*WHAT THE EXERCISE ASKS:*
Print verbatim the lines of the data below, from the line containing "stripe: [991, 0, 1000, 768]" through the line containing "stripe: [1017, 0, 1024, 768]", inclusive.

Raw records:
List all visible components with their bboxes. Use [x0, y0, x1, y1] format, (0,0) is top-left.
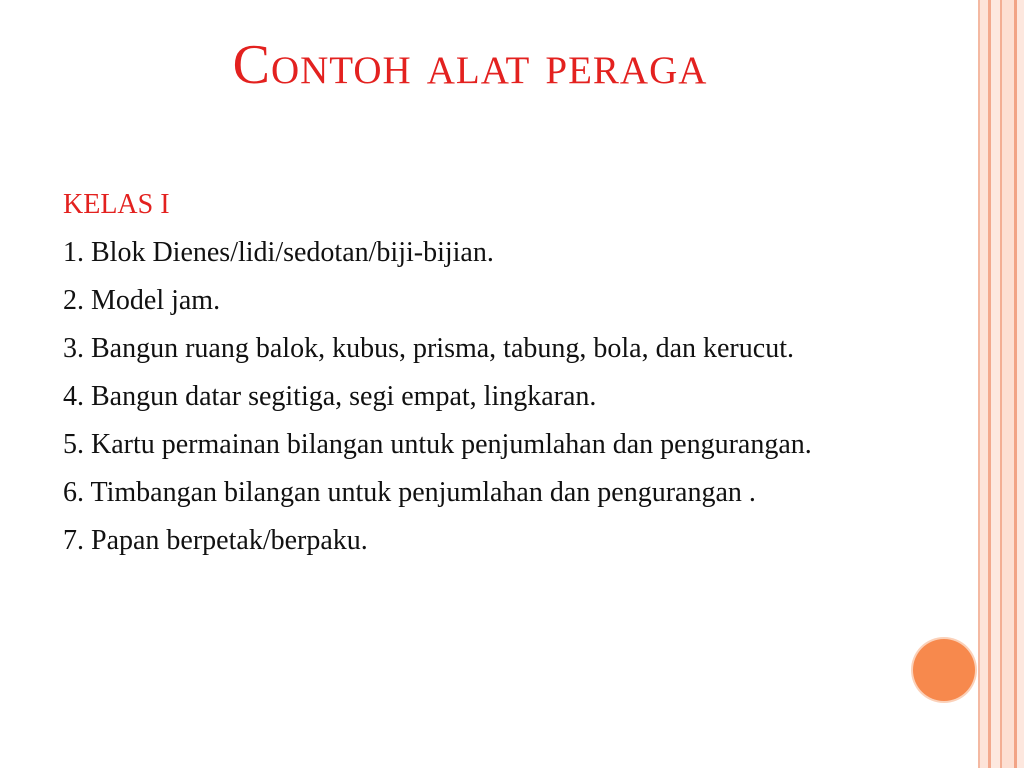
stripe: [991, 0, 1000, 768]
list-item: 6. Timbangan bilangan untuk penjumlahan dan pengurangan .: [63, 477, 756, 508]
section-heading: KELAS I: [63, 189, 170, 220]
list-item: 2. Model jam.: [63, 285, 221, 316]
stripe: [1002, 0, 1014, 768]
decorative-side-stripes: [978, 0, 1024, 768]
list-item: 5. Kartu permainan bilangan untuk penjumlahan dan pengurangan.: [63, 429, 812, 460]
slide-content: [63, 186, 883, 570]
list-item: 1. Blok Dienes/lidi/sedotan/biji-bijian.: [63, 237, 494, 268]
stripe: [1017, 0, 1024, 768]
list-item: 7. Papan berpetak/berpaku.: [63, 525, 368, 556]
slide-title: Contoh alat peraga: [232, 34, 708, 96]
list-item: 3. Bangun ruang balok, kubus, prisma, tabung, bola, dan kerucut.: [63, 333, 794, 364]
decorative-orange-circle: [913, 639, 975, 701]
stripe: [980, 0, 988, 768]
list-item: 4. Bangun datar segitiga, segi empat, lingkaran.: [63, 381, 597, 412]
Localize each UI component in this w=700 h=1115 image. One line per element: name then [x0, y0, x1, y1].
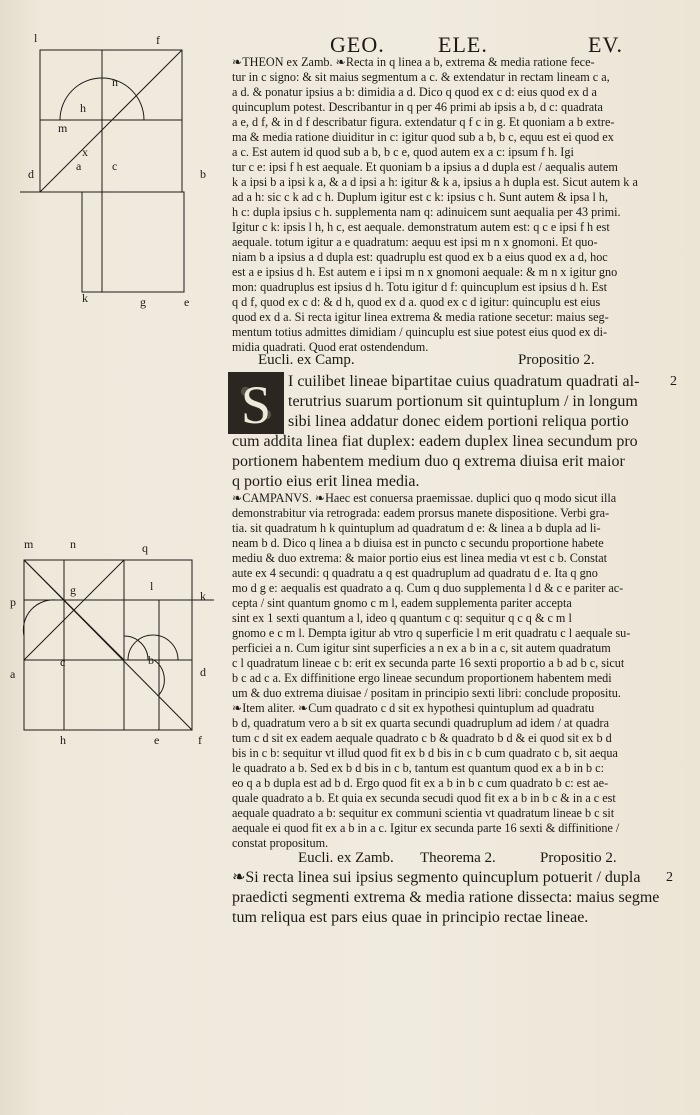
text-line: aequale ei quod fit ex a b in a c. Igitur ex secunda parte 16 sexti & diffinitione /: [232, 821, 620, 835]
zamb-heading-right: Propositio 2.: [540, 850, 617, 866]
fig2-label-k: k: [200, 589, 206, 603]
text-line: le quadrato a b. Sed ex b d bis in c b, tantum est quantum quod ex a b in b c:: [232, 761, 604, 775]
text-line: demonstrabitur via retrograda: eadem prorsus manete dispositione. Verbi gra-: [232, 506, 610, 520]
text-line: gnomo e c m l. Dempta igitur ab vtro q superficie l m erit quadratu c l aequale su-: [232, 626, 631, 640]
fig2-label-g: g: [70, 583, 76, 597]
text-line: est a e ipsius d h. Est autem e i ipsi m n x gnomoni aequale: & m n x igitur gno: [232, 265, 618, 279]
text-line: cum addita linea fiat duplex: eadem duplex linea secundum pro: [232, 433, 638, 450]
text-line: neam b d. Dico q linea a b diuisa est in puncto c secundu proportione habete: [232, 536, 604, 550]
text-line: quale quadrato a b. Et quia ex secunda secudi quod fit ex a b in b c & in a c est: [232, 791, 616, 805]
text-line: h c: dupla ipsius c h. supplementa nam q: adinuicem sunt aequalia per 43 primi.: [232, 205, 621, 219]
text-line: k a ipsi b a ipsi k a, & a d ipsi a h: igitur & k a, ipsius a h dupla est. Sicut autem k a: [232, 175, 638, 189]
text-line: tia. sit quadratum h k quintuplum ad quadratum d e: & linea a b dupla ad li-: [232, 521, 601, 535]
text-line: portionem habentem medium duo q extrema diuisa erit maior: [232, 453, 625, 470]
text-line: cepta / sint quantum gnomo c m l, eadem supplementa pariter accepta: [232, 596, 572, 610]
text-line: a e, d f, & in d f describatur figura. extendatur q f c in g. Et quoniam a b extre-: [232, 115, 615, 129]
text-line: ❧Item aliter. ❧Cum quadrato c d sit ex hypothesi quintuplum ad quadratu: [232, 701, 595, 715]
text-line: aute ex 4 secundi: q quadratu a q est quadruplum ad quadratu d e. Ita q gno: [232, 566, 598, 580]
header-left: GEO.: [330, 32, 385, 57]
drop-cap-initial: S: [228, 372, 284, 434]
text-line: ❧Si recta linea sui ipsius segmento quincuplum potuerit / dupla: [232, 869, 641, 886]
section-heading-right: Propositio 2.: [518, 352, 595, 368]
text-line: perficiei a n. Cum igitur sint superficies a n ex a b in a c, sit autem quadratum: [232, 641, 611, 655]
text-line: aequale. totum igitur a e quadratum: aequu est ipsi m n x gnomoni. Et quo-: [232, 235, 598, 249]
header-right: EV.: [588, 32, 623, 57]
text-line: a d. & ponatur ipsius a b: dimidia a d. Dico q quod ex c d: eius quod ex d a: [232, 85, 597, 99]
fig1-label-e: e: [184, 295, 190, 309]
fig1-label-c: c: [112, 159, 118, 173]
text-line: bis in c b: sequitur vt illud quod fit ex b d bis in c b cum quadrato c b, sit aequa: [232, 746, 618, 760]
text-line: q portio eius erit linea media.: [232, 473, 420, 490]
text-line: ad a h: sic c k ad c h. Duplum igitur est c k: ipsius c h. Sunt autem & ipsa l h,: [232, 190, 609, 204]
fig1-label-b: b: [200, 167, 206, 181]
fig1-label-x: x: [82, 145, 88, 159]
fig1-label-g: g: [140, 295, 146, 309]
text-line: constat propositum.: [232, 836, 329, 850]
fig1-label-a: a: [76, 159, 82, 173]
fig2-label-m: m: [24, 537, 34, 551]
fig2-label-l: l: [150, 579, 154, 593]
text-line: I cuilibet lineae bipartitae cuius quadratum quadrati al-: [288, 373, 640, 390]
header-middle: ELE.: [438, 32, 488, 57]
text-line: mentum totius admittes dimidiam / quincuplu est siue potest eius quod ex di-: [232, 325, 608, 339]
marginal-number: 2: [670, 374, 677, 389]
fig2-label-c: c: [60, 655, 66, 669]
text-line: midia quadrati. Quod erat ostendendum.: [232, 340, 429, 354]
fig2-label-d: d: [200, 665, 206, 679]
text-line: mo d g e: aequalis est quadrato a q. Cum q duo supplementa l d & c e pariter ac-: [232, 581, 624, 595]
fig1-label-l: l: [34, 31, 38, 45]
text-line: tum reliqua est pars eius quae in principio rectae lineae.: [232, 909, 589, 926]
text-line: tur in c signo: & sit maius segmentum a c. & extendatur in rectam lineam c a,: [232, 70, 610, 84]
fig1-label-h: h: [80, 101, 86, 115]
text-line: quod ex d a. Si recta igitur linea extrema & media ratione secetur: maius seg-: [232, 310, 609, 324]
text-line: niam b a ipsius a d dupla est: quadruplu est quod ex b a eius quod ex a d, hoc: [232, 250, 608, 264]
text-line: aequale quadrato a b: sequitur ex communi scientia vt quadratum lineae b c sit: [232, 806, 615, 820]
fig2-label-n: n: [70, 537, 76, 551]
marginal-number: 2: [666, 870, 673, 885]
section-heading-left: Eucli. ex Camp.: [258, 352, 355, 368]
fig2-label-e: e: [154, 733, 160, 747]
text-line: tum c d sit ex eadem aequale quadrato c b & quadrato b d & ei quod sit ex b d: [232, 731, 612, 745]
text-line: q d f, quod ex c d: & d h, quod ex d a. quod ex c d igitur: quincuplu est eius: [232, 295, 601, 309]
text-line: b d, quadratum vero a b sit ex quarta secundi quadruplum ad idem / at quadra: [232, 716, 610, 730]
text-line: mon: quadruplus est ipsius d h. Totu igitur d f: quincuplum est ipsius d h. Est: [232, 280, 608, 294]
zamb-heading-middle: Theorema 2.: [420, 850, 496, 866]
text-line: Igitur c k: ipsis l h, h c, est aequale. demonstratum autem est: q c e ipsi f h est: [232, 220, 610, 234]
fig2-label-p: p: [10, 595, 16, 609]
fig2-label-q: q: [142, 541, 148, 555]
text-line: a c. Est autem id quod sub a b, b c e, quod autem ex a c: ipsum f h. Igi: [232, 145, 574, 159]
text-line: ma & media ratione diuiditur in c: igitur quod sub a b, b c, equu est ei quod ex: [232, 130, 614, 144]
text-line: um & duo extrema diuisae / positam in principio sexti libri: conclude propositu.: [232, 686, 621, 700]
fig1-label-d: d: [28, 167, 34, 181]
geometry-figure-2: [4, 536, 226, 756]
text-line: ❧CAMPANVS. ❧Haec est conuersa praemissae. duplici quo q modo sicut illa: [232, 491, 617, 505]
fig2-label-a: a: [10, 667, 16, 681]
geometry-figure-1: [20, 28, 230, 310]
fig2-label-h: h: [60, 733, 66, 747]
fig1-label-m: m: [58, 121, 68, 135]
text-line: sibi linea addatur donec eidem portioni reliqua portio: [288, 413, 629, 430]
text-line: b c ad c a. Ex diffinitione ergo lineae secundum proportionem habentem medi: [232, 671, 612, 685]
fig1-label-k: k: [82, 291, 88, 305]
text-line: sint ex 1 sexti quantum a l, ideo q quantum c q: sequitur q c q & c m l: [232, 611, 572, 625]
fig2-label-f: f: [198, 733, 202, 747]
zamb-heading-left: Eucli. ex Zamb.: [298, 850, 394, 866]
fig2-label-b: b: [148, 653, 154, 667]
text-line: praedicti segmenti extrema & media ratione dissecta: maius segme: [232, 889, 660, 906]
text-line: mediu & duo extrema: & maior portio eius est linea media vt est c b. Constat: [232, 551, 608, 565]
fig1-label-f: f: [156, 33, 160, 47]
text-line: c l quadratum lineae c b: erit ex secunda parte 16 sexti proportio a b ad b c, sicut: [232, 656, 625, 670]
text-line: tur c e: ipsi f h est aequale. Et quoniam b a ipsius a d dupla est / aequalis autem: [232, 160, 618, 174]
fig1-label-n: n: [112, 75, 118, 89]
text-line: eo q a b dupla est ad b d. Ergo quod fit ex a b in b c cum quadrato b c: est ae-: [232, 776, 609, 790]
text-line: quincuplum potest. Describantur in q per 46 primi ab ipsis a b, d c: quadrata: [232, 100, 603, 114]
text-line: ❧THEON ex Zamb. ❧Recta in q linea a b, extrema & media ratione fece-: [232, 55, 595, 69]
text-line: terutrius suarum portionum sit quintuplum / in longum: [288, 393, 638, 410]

*REPLY:*
stripe: [991, 0, 1000, 768]
list-item: 6. Timbangan bilangan untuk penjumlahan dan pengurangan .: [63, 477, 756, 508]
section-heading: KELAS I: [63, 189, 170, 220]
list-item: 2. Model jam.: [63, 285, 221, 316]
stripe: [1002, 0, 1014, 768]
decorative-side-stripes: [978, 0, 1024, 768]
list-item: 5. Kartu permainan bilangan untuk penjumlahan dan pengurangan.: [63, 429, 812, 460]
slide-content: [63, 186, 883, 570]
list-item: 1. Blok Dienes/lidi/sedotan/biji-bijian.: [63, 237, 494, 268]
stripe: [1017, 0, 1024, 768]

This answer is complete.